### Written task:
Track down each line that has the word "name" and copy it.

### Material for this task:
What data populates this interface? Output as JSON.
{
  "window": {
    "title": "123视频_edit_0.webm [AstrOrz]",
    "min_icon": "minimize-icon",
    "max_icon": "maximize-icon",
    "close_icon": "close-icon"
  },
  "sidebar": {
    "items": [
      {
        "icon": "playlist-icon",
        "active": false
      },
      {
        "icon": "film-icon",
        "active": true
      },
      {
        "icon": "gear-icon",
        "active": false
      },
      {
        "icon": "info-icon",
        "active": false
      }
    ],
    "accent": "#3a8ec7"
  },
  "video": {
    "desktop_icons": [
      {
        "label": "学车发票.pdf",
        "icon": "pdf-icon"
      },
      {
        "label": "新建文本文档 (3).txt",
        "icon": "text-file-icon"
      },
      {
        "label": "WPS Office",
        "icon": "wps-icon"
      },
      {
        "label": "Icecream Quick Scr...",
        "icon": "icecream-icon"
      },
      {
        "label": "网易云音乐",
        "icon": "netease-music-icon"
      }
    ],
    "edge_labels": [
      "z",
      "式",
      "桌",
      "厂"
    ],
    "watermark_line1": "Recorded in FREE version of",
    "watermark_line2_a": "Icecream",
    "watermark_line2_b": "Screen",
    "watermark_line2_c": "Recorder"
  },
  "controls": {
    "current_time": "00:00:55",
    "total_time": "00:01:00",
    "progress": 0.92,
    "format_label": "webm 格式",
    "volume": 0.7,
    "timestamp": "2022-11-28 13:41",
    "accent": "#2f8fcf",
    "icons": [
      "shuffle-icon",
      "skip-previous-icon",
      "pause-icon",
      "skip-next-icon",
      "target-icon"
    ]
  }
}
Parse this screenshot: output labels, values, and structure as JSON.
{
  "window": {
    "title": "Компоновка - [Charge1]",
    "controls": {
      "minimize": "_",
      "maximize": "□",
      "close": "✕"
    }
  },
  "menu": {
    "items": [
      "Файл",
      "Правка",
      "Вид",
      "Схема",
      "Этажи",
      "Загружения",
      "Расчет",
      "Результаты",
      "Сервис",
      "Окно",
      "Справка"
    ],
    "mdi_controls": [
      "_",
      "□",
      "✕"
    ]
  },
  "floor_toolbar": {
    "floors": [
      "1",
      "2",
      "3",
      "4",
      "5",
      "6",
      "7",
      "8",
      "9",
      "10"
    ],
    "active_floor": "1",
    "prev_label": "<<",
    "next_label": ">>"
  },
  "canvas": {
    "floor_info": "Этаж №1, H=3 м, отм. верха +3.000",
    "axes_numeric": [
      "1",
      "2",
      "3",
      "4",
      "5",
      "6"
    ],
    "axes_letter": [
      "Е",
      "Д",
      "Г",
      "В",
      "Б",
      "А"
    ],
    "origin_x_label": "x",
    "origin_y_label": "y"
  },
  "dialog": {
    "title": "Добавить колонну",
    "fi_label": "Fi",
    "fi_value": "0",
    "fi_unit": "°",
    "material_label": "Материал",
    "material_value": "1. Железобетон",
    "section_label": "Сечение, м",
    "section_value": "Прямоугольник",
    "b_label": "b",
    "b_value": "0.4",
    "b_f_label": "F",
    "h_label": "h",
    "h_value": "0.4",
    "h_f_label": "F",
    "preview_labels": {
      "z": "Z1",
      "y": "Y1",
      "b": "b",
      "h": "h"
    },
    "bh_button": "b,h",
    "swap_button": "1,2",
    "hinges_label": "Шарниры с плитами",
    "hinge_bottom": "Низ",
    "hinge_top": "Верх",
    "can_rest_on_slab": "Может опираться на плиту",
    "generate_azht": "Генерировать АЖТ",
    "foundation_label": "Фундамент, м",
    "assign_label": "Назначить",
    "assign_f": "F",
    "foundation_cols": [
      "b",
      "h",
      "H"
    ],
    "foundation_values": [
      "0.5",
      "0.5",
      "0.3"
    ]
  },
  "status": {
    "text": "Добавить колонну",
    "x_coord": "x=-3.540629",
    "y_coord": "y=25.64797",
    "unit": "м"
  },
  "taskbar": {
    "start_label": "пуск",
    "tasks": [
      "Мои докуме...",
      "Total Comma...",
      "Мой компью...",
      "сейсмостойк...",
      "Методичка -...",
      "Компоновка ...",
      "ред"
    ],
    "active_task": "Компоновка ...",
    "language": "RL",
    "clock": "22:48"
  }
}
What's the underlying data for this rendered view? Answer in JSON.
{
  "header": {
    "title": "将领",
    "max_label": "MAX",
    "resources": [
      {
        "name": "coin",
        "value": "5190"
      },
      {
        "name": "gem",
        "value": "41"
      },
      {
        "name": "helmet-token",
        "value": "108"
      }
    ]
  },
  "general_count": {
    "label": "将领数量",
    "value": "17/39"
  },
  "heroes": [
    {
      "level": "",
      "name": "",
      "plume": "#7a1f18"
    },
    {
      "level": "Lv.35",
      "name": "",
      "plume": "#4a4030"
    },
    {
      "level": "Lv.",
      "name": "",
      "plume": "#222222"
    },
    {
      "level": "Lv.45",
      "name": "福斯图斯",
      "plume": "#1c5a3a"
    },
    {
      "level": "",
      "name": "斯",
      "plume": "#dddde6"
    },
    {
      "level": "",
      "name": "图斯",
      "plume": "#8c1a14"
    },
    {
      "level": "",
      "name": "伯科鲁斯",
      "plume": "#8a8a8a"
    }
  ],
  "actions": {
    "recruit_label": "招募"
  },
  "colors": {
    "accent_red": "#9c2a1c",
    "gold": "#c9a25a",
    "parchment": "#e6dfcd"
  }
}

### Output below:
        "name": "coin",
        "name": "gem",
        "name": "helmet-token",
      "name": "",
      "name": "",
      "name": "",
      "name": "福斯图斯",
      "name": "斯",
      "name": "图斯",
      "name": "伯科鲁斯",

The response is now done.